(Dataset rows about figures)
◇ ◇ ◇ ◇ ◇
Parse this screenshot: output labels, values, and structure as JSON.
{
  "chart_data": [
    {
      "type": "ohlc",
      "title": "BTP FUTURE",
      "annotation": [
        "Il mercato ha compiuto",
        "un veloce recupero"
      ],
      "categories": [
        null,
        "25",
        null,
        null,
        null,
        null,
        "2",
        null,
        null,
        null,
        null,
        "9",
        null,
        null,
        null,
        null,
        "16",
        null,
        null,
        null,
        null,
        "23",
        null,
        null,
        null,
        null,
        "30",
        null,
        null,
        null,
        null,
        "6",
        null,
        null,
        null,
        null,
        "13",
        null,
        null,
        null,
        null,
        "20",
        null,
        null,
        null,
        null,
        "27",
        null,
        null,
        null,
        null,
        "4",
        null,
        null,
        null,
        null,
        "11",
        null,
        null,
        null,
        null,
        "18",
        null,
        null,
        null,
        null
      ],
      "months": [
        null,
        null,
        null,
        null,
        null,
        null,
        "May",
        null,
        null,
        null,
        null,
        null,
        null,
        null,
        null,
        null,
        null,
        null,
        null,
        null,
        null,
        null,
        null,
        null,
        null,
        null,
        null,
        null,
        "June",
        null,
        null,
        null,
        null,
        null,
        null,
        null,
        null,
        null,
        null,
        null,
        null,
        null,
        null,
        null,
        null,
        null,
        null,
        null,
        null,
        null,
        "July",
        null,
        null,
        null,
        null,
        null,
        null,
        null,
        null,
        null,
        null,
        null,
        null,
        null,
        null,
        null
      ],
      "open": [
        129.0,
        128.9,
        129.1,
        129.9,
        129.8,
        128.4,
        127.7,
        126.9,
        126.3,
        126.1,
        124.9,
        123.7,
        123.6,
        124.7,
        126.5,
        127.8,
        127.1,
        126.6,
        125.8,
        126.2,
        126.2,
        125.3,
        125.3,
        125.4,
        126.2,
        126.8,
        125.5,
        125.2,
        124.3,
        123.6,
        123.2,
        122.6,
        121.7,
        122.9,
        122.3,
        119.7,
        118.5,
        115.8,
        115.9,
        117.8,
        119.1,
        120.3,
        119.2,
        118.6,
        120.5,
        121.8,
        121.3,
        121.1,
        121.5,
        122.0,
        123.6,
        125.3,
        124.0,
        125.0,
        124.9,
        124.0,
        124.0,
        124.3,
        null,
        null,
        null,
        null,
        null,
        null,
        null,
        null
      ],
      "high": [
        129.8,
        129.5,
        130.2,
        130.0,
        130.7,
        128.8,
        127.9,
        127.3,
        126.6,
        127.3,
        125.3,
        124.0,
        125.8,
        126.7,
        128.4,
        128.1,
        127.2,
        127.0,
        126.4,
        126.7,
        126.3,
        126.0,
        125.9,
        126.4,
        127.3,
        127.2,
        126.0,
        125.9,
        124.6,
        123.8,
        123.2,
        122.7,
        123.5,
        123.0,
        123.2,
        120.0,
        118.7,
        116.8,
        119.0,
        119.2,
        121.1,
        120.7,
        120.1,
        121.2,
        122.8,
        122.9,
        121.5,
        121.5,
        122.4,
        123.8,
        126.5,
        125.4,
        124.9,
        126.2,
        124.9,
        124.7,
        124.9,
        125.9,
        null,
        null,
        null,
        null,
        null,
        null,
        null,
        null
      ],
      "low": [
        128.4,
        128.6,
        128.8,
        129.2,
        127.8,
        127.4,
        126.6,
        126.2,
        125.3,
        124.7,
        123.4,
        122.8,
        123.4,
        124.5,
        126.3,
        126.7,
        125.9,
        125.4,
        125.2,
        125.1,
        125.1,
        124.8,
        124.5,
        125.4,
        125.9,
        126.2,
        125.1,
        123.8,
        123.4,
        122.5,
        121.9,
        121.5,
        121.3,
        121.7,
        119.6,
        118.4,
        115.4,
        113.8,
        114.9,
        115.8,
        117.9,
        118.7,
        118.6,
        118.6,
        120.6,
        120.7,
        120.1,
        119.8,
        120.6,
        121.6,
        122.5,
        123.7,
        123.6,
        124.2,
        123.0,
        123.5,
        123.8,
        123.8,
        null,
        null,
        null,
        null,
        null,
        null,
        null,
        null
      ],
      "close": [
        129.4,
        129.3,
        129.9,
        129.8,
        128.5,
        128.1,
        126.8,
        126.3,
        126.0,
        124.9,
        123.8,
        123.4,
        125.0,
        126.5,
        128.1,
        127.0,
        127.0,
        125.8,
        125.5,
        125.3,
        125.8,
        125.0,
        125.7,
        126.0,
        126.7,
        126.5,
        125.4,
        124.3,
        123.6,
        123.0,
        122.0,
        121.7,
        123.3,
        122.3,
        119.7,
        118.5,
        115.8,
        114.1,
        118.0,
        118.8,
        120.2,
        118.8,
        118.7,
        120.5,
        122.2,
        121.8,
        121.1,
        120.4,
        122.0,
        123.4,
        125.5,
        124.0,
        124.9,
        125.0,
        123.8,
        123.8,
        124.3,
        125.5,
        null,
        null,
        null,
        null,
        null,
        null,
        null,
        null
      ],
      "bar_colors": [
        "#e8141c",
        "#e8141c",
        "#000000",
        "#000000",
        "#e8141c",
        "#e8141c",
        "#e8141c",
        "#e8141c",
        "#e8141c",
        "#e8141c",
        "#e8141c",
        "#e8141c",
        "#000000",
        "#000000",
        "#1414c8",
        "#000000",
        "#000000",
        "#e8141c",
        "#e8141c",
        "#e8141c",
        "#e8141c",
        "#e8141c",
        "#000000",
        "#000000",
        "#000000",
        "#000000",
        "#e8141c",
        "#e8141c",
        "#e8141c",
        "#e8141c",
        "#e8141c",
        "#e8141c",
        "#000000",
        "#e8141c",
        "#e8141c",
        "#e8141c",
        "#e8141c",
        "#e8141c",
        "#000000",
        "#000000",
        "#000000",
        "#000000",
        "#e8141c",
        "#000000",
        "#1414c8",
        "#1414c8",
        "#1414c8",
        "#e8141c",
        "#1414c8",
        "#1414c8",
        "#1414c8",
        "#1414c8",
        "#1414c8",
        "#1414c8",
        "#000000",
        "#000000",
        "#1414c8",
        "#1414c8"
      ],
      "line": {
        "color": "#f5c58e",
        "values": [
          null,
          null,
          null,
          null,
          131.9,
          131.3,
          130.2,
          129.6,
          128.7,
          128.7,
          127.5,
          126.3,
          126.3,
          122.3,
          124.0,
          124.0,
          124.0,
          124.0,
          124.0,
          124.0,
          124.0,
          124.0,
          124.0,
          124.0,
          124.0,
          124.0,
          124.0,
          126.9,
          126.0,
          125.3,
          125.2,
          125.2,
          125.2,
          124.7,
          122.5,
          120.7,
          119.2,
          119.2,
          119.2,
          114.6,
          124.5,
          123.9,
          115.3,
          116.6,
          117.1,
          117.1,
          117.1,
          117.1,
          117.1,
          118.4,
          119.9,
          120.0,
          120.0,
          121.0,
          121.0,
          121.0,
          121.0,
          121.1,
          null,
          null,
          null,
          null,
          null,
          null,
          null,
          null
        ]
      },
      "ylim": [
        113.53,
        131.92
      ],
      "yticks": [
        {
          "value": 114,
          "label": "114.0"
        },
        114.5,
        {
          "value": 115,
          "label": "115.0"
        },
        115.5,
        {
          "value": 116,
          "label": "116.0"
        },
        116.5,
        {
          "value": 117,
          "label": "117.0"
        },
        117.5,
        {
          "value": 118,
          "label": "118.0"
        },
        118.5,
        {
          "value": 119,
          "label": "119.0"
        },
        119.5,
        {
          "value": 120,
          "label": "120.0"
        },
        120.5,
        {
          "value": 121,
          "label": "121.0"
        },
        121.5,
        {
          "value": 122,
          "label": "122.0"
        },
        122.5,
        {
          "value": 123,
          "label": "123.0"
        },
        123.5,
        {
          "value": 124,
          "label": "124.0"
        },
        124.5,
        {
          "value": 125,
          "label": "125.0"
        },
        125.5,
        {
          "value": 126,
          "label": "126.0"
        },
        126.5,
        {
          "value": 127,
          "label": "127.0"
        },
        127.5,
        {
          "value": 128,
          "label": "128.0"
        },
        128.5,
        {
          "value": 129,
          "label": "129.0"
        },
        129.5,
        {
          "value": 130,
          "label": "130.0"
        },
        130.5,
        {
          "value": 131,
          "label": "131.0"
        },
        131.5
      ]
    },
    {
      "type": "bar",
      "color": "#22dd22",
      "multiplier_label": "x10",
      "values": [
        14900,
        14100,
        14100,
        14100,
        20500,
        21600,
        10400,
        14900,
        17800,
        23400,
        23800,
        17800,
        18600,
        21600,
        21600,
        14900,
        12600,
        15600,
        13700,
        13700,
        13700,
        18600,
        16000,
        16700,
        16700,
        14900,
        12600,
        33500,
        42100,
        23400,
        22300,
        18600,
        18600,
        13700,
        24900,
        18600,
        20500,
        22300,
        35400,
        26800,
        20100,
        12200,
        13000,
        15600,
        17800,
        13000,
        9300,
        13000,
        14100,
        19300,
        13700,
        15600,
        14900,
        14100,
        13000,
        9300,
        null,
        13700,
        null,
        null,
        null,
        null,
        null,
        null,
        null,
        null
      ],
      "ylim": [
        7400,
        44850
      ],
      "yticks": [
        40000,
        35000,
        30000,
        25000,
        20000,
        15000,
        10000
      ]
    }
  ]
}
◇ ◇ ◇ ◇ ◇
• What to produce: Figure out how many lines above include the string "values", then report that number and nothing else.

• Solution to the exercise: 3